Skip the pictures. Transcribe the rest of the data below without changing a word.

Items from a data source
━━━━

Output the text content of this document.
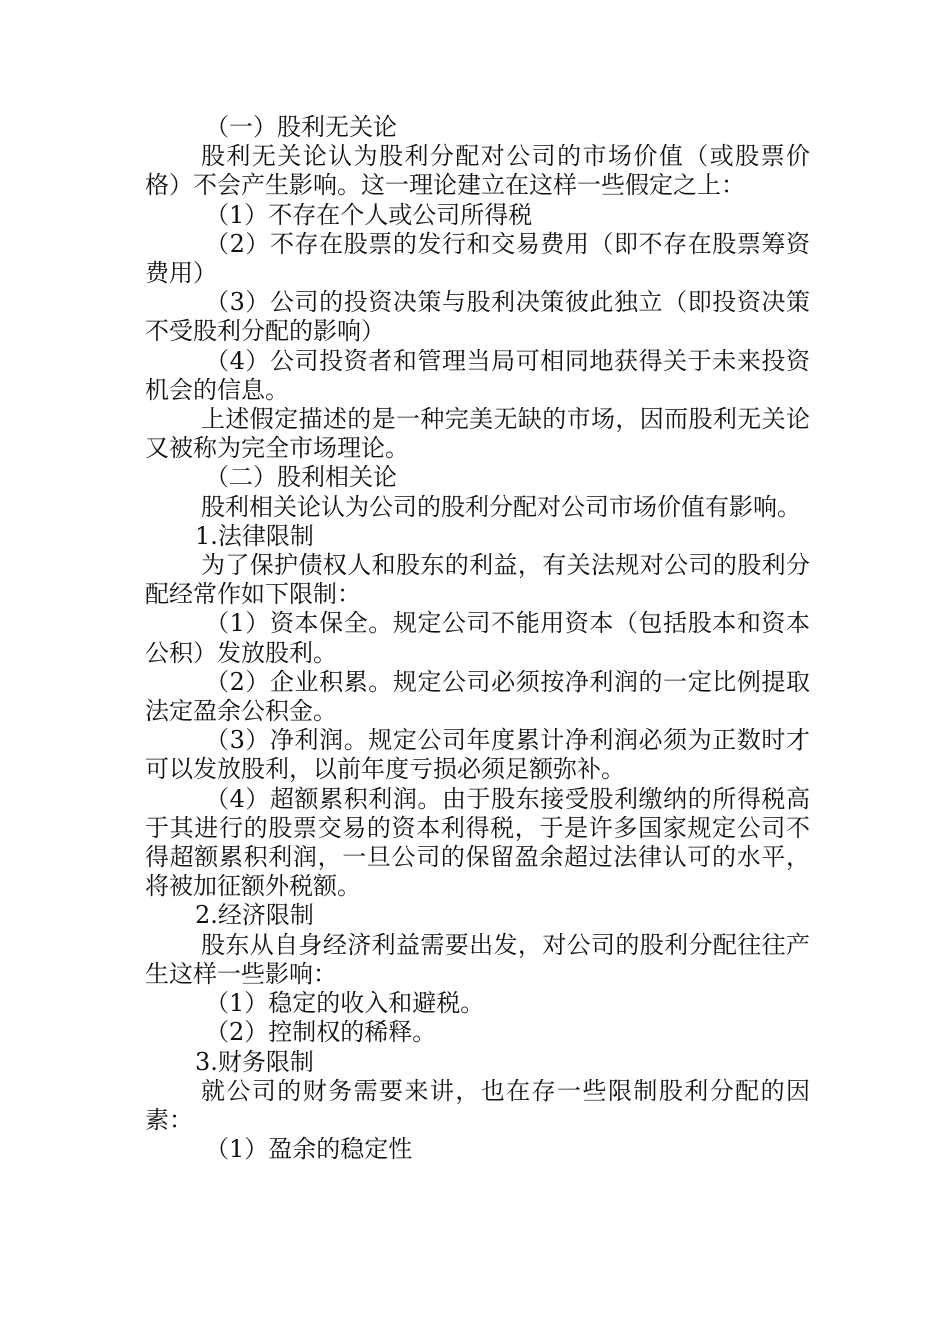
（一）股利无关论

股利无关论认为股利分配对公司的市场价值（或股票价格）不会产生影响。这一理论建立在这样一些假定之上：

（1）不存在个人或公司所得税

（2）不存在股票的发行和交易费用（即不存在股票筹资费用）

（3）公司的投资决策与股利决策彼此独立（即投资决策不受股利分配的影响）

（4）公司投资者和管理当局可相同地获得关于未来投资机会的信息。

上述假定描述的是一种完美无缺的市场，因而股利无关论又被称为完全市场理论。

（二）股利相关论

股利相关论认为公司的股利分配对公司市场价值有影响。

1.法律限制

为了保护债权人和股东的利益，有关法规对公司的股利分配经常作如下限制：

（1）资本保全。规定公司不能用资本（包括股本和资本公积）发放股利。

（2）企业积累。规定公司必须按净利润的一定比例提取法定盈余公积金。

（3）净利润。规定公司年度累计净利润必须为正数时才可以发放股利，以前年度亏损必须足额弥补。

（4）超额累积利润。由于股东接受股利缴纳的所得税高于其进行的股票交易的资本利得税，于是许多国家规定公司不得超额累积利润，一旦公司的保留盈余超过法律认可的水平，将被加征额外税额。

2.经济限制

股东从自身经济利益需要出发，对公司的股利分配往往产生这样一些影响：

（1）稳定的收入和避税。

（2）控制权的稀释。

3.财务限制

就公司的财务需要来讲，也在存一些限制股利分配的因素：

（1）盈余的稳定性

━━━━

WRITTEN RESPONSE ::
Output the text content of this document.
（一）股利无关论

股利无关论认为股利分配对公司的市场价值（或股票价格）不会产生影响。这一理论建立在这样一些假定之上：

（1）不存在个人或公司所得税

（2）不存在股票的发行和交易费用（即不存在股票筹资费用）

（3）公司的投资决策与股利决策彼此独立（即投资决策不受股利分配的影响）

（4）公司投资者和管理当局可相同地获得关于未来投资机会的信息。

上述假定描述的是一种完美无缺的市场，因而股利无关论又被称为完全市场理论。

（二）股利相关论

股利相关论认为公司的股利分配对公司市场价值有影响。

1.法律限制

为了保护债权人和股东的利益，有关法规对公司的股利分配经常作如下限制：

（1）资本保全。规定公司不能用资本（包括股本和资本公积）发放股利。

（2）企业积累。规定公司必须按净利润的一定比例提取法定盈余公积金。

（3）净利润。规定公司年度累计净利润必须为正数时才可以发放股利，以前年度亏损必须足额弥补。

（4）超额累积利润。由于股东接受股利缴纳的所得税高于其进行的股票交易的资本利得税，于是许多国家规定公司不得超额累积利润，一旦公司的保留盈余超过法律认可的水平，将被加征额外税额。

2.经济限制

股东从自身经济利益需要出发，对公司的股利分配往往产生这样一些影响：

（1）稳定的收入和避税。

（2）控制权的稀释。

3.财务限制

就公司的财务需要来讲，也在存一些限制股利分配的因素：

（1）盈余的稳定性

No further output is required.